╭──

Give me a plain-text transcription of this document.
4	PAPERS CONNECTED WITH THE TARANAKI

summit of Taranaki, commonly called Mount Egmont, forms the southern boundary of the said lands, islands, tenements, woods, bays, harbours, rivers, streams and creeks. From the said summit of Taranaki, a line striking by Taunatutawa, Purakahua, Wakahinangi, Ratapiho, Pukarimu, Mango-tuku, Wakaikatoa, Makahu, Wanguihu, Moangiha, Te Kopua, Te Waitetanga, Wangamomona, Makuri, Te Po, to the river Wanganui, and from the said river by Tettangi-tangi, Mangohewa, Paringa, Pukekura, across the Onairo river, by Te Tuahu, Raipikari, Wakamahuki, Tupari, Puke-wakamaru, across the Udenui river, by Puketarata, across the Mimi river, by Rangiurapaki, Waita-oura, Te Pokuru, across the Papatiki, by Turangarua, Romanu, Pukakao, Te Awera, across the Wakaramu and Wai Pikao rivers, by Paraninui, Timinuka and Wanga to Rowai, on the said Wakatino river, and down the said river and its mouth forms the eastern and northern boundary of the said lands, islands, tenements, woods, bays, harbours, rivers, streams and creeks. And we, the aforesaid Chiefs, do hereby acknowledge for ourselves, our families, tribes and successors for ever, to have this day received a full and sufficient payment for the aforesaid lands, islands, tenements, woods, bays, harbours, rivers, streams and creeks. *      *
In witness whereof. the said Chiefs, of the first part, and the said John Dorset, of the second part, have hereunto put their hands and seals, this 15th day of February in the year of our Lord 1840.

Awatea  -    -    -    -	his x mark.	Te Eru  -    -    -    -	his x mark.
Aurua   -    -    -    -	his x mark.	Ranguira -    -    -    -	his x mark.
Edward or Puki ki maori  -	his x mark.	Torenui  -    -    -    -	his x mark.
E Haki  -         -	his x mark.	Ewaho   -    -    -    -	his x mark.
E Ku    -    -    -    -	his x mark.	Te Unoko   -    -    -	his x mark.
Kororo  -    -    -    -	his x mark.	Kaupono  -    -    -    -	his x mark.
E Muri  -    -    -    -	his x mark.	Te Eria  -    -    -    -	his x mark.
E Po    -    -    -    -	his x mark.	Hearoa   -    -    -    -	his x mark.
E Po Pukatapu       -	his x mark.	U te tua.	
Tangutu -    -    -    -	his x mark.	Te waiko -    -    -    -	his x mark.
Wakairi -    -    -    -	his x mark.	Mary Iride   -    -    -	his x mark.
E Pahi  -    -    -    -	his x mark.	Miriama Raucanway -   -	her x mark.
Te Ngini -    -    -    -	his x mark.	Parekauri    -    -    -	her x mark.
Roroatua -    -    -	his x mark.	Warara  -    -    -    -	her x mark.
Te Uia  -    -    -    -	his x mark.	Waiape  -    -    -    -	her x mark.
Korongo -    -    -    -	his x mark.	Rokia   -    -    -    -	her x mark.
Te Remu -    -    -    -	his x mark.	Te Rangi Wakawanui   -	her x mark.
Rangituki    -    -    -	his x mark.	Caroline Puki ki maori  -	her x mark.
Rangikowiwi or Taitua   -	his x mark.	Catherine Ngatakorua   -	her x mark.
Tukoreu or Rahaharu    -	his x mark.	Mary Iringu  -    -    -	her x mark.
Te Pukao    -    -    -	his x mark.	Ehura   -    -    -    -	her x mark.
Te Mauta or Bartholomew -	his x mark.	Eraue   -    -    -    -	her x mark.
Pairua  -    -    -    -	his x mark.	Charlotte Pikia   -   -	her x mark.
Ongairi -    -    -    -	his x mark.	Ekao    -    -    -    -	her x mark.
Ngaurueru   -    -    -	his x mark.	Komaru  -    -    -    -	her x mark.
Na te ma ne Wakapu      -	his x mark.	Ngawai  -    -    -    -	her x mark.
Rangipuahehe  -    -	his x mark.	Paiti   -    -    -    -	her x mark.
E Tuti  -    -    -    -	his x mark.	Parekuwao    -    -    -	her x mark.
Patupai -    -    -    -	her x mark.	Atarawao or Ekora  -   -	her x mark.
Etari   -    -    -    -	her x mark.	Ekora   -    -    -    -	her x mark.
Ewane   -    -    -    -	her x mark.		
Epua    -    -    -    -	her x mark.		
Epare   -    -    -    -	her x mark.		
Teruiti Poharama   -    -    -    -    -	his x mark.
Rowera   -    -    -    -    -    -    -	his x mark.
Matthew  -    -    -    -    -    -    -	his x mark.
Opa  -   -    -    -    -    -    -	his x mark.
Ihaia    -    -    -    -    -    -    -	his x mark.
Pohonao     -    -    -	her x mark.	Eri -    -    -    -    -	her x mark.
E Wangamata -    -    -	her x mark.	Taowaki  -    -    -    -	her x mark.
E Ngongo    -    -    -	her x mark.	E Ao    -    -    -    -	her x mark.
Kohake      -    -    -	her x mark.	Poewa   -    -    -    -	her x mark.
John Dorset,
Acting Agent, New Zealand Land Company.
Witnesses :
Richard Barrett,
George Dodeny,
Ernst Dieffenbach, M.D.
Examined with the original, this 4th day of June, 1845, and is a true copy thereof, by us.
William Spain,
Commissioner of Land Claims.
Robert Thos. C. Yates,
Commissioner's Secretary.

╰──

### Exercise details
Among the lines above, determine how many hold the word "Puki"; report the figure alone.

### Right answer
2